[Dataset records on visual material]
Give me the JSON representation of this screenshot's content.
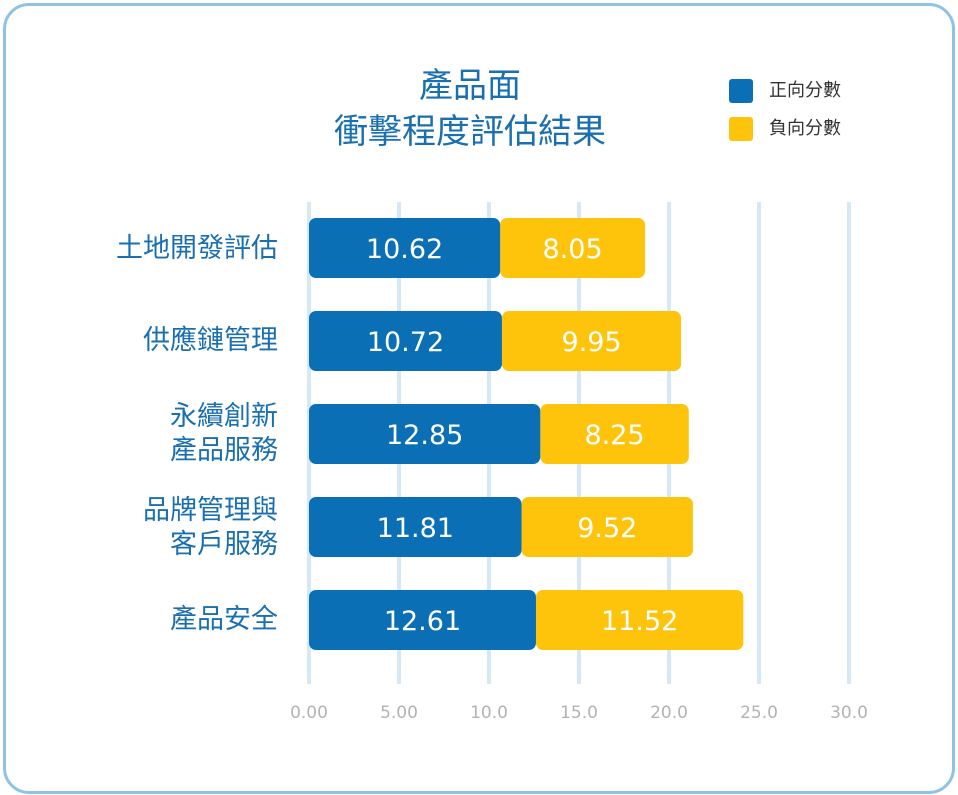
{
  "chart_data": {
    "type": "bar",
    "orientation": "horizontal",
    "stacked": true,
    "title_line1": "產品面",
    "title_line2": "衝擊程度評估結果",
    "categories": [
      "土地開發評估",
      "供應鏈管理",
      "永續創新\n產品服務",
      "品牌管理與\n客戶服務",
      "產品安全"
    ],
    "series": [
      {
        "name": "正向分數",
        "color": "#0b6fb6",
        "values": [
          10.62,
          10.72,
          12.85,
          11.81,
          12.61
        ],
        "labels": [
          "10.62",
          "10.72",
          "12.85",
          "11.81",
          "12.61"
        ]
      },
      {
        "name": "負向分數",
        "color": "#fec40c",
        "values": [
          8.05,
          9.95,
          8.25,
          9.52,
          11.52
        ],
        "labels": [
          "8.05",
          "9.95",
          "8.25",
          "9.52",
          "11.52"
        ]
      }
    ],
    "xlim": [
      0,
      30
    ],
    "xticks": [
      0,
      5,
      10,
      15,
      20,
      25,
      30
    ],
    "xtick_labels": [
      "0.00",
      "5.00",
      "10.0",
      "15.0",
      "20.0",
      "25.0",
      "30.0"
    ],
    "grid": true,
    "legend_position": "top-right"
  }
}
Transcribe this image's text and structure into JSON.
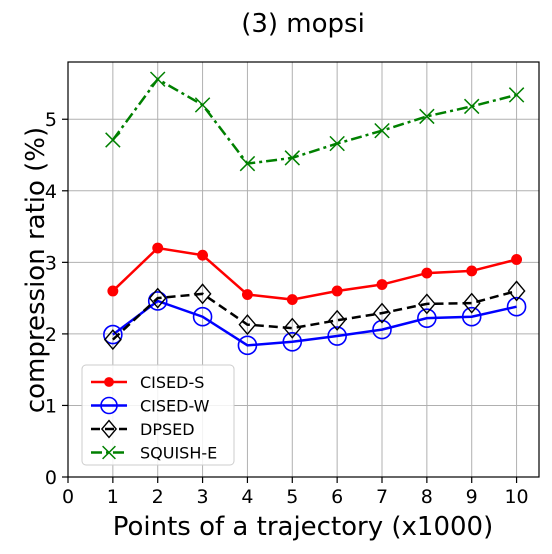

## What you need to do
Go through the listing above and return every line where the word "this" occurs.

## Correct response
Give me the JSON representation of this screenshot's content.
Transcribe this image's text and structure into JSON.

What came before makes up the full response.